Source records
--*--
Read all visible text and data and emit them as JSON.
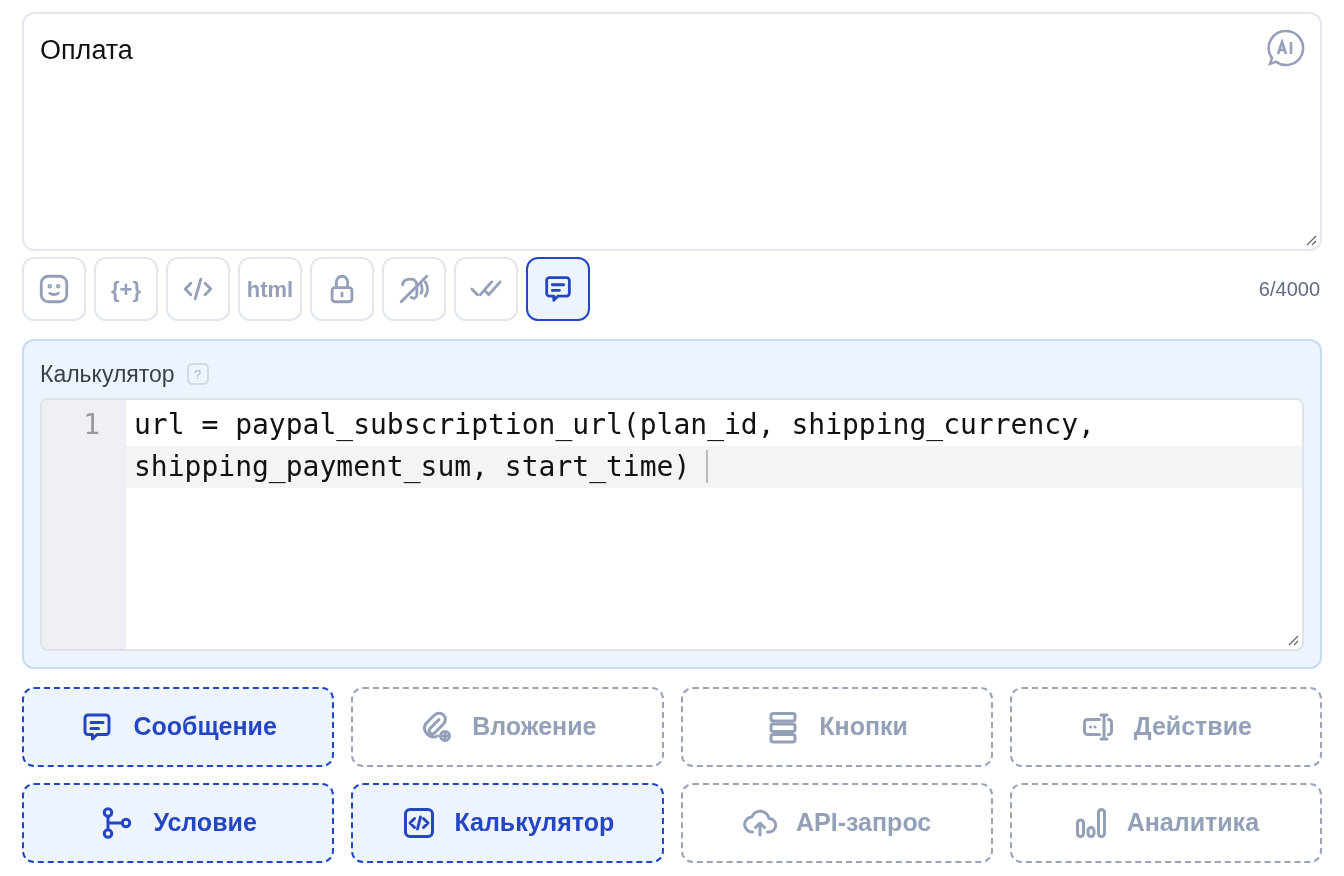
{
  "message": {
    "value": "Оплата"
  },
  "toolbar": [
    {
      "kind": "emoji",
      "selected": false
    },
    {
      "kind": "text",
      "label": "{+}",
      "selected": false
    },
    {
      "kind": "code",
      "selected": false
    },
    {
      "kind": "text",
      "label": "html",
      "selected": false
    },
    {
      "kind": "lock",
      "selected": false
    },
    {
      "kind": "mute",
      "selected": false
    },
    {
      "kind": "checks",
      "selected": false
    },
    {
      "kind": "message",
      "selected": true
    }
  ],
  "counter": "6/4000",
  "calculator": {
    "label": "Калькулятор",
    "help": "?",
    "line_numbers": [
      "1"
    ],
    "code": "url = paypal_subscription_url(plan_id, shipping_currency, shipping_payment_sum, start_time)"
  },
  "blocks": [
    {
      "kind": "message",
      "label": "Сообщение",
      "selected": true
    },
    {
      "kind": "attachment",
      "label": "Вложение",
      "selected": false
    },
    {
      "kind": "buttons",
      "label": "Кнопки",
      "selected": false
    },
    {
      "kind": "action",
      "label": "Действие",
      "selected": false
    },
    {
      "kind": "condition",
      "label": "Условие",
      "selected": true
    },
    {
      "kind": "calculator",
      "label": "Калькулятор",
      "selected": true
    },
    {
      "kind": "api",
      "label": "API-запрос",
      "selected": false
    },
    {
      "kind": "analytics",
      "label": "Аналитика",
      "selected": false
    }
  ]
}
--*--
- **Your goal**
Select from the material above each line in which the string "label" appears, and list those lines.

- **Solved exercise**
      "label": "{+}",
      "label": "html",
    "label": "Калькулятор",
      "label": "Сообщение",
      "label": "Вложение",
      "label": "Кнопки",
      "label": "Действие",
      "label": "Условие",
      "label": "Калькулятор",
      "label": "API-запрос",
      "label": "Аналитика",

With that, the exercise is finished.